— BEGIN ROWS —

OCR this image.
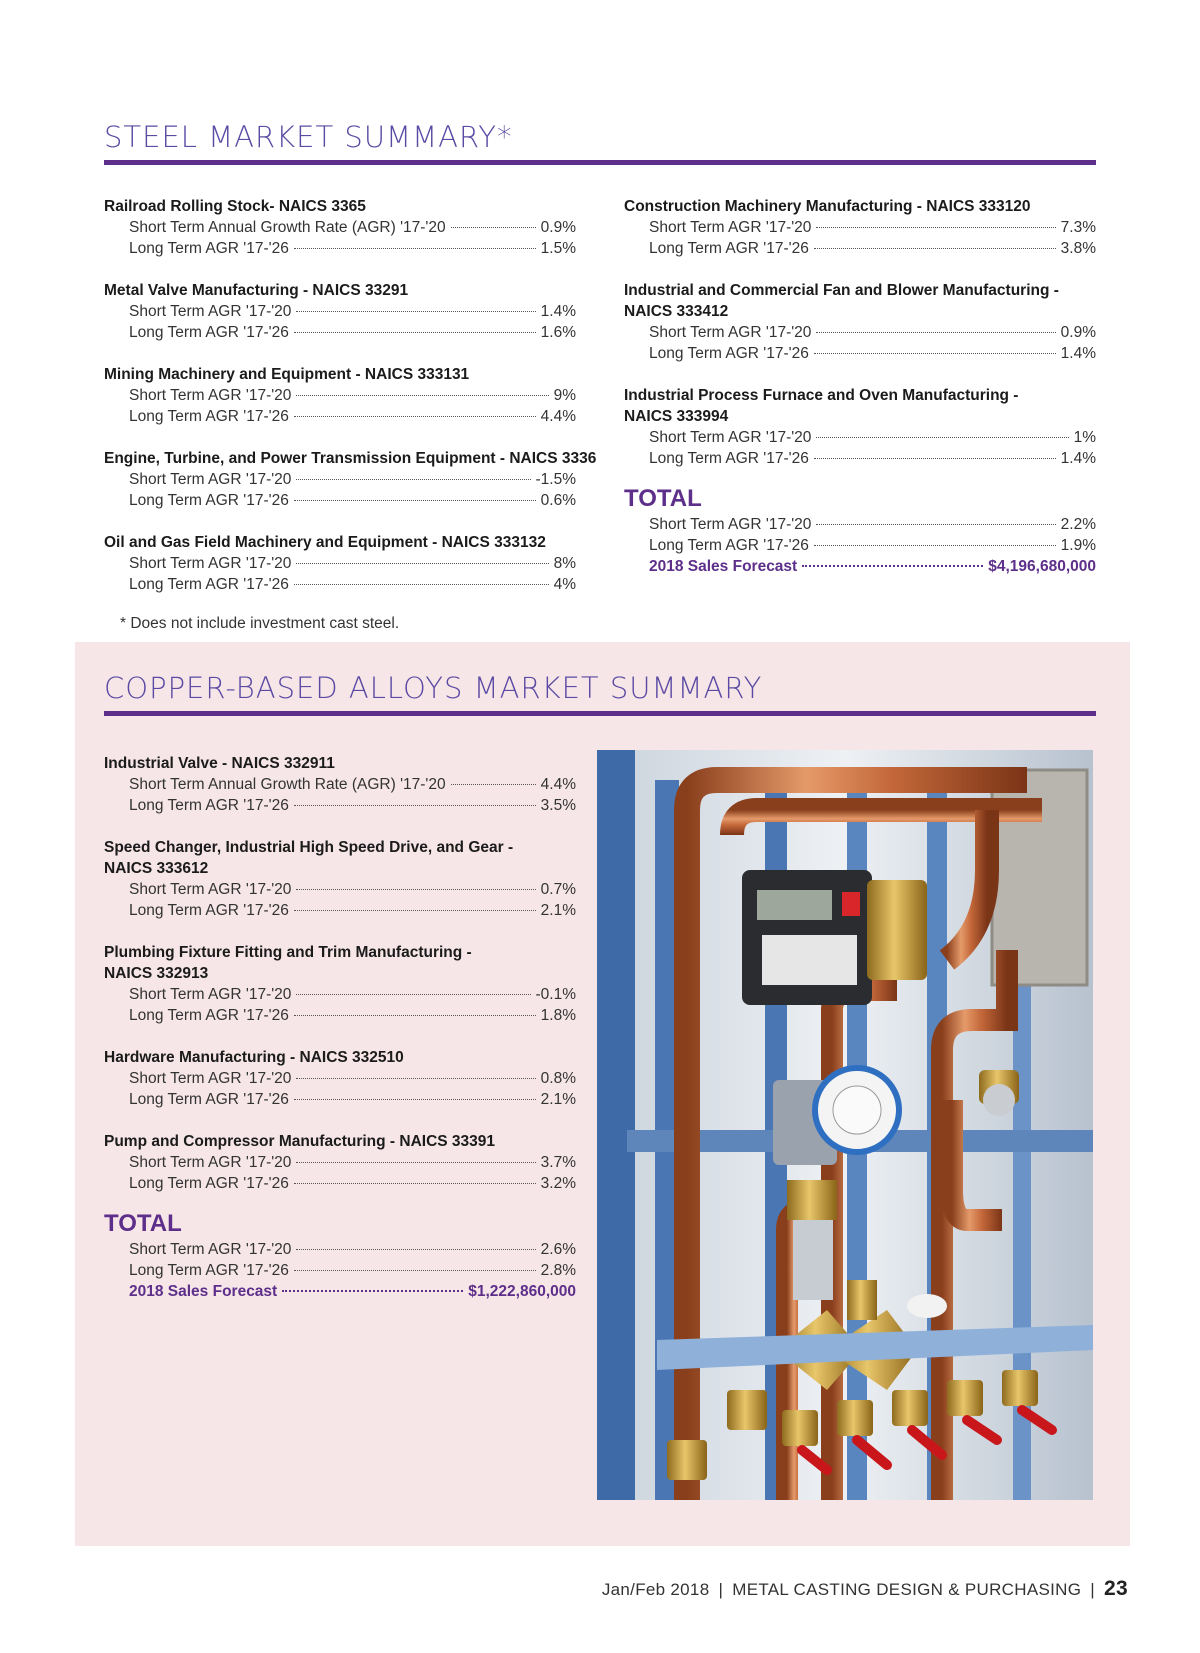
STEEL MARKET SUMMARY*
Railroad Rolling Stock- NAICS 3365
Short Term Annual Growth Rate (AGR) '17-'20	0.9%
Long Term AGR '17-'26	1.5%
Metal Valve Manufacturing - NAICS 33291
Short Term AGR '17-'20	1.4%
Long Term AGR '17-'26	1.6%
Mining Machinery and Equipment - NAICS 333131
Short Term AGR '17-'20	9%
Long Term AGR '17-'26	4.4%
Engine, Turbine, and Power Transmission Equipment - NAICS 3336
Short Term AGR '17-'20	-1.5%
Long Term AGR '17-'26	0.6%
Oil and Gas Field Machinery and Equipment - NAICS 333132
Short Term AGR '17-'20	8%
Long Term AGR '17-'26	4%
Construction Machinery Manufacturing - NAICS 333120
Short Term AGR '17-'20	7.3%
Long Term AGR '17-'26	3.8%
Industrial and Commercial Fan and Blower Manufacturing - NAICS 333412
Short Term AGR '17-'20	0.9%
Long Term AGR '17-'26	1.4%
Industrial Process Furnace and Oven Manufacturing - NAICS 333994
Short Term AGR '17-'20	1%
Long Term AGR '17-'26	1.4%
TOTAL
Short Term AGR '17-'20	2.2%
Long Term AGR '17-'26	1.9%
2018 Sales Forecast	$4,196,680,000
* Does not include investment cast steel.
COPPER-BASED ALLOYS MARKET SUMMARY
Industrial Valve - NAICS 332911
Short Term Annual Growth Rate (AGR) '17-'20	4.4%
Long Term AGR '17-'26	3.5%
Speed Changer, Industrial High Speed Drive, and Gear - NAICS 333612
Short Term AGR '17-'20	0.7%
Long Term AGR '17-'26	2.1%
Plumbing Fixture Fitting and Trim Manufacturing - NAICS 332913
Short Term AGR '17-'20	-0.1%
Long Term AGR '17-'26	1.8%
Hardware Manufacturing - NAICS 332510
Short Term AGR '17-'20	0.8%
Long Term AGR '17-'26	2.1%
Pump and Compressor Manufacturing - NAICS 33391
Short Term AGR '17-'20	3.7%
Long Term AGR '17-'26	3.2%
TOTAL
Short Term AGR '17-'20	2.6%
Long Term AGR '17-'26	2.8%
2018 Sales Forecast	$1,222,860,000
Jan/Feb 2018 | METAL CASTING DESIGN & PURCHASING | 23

— END ROWS —

— WHAT IS EXPECTED —
Going through the entries above line by line, work out how many lines include the word "Sales". Only the number is required.

— EXERCISE ANSWER —
2